--- MATERIALS PROVIDED ---

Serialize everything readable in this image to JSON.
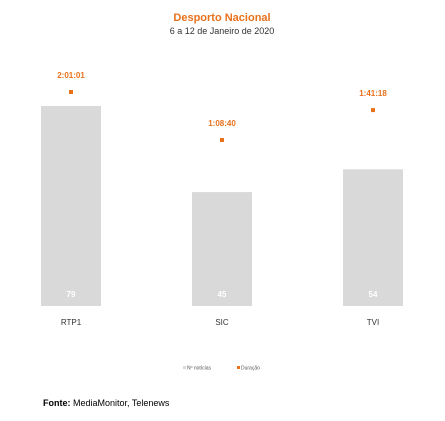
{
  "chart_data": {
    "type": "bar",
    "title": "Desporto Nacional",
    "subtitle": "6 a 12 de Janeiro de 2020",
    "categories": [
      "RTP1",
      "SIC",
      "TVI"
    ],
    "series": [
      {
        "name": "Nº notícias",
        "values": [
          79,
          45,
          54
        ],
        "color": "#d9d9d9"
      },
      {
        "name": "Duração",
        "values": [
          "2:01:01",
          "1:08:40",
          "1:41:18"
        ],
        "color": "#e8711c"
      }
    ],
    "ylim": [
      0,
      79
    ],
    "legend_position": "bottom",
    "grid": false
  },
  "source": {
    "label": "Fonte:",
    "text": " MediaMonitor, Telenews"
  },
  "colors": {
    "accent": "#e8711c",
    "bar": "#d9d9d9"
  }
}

---

TO BE DONE —
Transcribe the records above verbatim. Do not carry over any picture.

THE ANSWER —
Serialize everything readable in this image to JSON.
{
  "chart_data": {
    "type": "bar",
    "title": "Desporto Nacional",
    "subtitle": "6 a 12 de Janeiro de 2020",
    "categories": [
      "RTP1",
      "SIC",
      "TVI"
    ],
    "series": [
      {
        "name": "Nº notícias",
        "values": [
          79,
          45,
          54
        ],
        "color": "#d9d9d9"
      },
      {
        "name": "Duração",
        "values": [
          "2:01:01",
          "1:08:40",
          "1:41:18"
        ],
        "color": "#e8711c"
      }
    ],
    "ylim": [
      0,
      79
    ],
    "legend_position": "bottom",
    "grid": false
  },
  "source": {
    "label": "Fonte:",
    "text": " MediaMonitor, Telenews"
  },
  "colors": {
    "accent": "#e8711c",
    "bar": "#d9d9d9"
  }
}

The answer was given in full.